> **EXERCISE REQUIREMENTS**
Copy out all lines of the records in which the word "horas" appears.

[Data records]
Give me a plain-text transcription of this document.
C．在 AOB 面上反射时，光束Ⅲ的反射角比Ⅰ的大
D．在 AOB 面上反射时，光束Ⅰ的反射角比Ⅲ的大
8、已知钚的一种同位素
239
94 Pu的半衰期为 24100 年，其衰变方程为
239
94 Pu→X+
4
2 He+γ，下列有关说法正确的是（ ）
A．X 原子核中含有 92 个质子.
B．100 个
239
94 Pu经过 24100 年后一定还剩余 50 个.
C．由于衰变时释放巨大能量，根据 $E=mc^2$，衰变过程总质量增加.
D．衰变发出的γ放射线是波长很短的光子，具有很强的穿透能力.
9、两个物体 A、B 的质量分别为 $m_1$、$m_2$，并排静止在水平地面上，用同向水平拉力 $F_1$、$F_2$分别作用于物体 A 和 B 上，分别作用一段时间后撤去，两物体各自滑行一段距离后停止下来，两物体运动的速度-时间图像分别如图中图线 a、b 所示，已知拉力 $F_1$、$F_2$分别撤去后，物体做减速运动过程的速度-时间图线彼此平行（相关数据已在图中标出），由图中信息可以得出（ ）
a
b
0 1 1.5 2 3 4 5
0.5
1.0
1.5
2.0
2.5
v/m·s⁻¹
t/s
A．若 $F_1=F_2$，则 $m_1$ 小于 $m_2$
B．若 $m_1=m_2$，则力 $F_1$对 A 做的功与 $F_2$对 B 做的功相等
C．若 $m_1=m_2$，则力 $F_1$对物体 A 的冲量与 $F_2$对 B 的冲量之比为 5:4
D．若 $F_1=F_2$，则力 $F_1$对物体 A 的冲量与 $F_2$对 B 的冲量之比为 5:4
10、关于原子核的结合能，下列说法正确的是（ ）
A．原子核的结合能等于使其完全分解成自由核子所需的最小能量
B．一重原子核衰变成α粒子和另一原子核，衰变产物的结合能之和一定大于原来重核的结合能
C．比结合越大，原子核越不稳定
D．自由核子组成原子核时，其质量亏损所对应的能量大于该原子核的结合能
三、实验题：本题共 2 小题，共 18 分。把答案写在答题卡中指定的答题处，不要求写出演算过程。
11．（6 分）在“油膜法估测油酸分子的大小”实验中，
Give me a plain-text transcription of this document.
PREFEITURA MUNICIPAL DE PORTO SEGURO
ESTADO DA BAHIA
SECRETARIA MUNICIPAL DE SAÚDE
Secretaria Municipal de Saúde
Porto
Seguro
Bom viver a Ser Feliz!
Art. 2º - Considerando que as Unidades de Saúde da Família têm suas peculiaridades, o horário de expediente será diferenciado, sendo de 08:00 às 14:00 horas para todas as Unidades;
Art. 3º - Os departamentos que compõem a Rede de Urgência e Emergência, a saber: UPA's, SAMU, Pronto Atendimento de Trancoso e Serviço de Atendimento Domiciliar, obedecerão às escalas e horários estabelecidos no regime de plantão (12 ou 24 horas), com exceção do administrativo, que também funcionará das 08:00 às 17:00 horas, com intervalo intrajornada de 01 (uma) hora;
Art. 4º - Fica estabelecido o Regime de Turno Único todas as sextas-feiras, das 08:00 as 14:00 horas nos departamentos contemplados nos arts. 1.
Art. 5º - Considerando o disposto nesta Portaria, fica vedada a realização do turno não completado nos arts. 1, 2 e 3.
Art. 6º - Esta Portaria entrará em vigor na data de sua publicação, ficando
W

> **ANSWER**
Art. 2º - Considerando que as Unidades de Saúde da Família têm suas peculiaridades, o horário de expediente será diferenciado, sendo de 08:00 às 14:00 horas para todas as Unidades;
Art. 3º - Os departamentos que compõem a Rede de Urgência e Emergência, a saber: UPA's, SAMU, Pronto Atendimento de Trancoso e Serviço de Atendimento Domiciliar, obedecerão às escalas e horários estabelecidos no regime de plantão (12 ou 24 horas), com exceção do administrativo, que também funcionará das 08:00 às 17:00 horas, com intervalo intrajornada de 01 (uma) hora;
Art. 4º - Fica estabelecido o Regime de Turno Único todas as sextas-feiras, das 08:00 as 14:00 horas nos departamentos contemplados nos arts. 1.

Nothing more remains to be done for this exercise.